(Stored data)

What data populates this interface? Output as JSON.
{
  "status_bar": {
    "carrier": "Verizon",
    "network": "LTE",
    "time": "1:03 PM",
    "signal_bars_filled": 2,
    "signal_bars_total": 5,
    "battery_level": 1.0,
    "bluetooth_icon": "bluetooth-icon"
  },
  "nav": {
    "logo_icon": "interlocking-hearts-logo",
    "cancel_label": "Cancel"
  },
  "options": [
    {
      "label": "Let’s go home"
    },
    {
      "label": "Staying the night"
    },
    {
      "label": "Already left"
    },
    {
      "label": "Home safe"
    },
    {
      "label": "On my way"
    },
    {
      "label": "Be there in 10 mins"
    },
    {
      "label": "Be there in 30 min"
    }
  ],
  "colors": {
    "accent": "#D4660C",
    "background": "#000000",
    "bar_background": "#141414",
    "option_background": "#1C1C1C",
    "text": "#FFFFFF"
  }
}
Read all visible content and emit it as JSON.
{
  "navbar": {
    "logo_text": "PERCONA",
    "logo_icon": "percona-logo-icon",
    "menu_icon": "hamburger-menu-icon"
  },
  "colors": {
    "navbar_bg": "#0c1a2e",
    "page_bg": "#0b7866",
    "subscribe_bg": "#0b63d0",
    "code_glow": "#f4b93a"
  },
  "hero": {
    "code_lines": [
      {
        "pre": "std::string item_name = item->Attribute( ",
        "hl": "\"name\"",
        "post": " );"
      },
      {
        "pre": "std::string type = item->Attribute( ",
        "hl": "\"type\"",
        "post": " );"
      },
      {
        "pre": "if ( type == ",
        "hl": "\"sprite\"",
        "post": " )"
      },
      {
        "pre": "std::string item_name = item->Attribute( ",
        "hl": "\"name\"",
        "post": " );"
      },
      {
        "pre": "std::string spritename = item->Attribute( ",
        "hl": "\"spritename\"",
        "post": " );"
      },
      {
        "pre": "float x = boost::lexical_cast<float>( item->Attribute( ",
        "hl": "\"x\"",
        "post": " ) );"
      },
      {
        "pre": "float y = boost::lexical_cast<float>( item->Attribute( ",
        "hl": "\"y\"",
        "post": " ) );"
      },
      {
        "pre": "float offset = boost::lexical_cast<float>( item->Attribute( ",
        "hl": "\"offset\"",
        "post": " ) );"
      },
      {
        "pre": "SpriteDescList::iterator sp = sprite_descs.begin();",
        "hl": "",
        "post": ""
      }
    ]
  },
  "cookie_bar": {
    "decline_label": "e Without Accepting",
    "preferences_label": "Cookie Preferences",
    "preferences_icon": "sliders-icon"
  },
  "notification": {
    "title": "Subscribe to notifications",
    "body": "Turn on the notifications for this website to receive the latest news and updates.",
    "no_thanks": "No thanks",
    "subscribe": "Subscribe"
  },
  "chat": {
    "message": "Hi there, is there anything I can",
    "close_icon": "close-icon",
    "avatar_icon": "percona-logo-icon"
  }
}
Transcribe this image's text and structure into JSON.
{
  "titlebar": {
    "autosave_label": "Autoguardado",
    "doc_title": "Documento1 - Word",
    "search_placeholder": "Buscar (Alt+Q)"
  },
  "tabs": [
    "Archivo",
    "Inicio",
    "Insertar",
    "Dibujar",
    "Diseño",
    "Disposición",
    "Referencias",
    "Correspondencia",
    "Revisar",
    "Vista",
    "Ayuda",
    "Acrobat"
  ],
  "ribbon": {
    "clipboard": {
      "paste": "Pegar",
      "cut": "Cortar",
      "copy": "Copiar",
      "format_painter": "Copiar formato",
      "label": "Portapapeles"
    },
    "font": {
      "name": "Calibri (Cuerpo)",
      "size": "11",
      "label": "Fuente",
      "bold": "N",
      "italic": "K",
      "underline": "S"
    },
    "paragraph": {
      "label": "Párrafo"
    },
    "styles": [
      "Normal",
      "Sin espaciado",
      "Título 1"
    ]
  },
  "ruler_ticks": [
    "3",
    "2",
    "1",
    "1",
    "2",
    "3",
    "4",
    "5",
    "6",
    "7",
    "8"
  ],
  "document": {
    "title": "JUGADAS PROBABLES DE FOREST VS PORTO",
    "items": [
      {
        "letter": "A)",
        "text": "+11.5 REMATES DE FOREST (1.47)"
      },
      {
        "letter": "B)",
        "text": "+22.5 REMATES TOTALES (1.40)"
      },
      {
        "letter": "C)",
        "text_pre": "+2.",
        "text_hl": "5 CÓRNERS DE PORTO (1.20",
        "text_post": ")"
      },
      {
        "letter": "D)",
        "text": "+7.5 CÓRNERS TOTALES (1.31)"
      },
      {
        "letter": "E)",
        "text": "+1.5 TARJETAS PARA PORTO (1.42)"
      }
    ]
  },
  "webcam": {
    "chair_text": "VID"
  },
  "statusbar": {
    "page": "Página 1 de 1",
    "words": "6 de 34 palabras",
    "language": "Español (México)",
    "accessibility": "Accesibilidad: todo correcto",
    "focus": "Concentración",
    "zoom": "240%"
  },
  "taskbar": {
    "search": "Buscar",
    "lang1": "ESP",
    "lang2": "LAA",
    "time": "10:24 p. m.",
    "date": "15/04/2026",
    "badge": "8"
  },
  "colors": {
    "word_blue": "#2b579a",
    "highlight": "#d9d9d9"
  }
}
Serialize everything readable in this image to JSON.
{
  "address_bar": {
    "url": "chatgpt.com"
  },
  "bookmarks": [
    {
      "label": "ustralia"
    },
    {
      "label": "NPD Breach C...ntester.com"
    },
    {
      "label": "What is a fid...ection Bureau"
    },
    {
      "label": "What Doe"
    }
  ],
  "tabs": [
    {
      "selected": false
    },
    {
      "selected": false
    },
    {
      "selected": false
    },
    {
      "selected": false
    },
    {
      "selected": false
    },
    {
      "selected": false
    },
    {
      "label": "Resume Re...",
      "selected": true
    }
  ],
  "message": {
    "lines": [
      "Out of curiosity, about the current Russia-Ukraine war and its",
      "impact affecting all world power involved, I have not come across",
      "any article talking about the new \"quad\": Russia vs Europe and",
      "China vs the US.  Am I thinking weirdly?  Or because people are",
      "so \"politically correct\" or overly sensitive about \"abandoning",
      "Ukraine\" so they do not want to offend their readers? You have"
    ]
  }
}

* **Request**:
Note how many lines of the material contain the string "have". Then report that number by itself.

* **Full output**:
2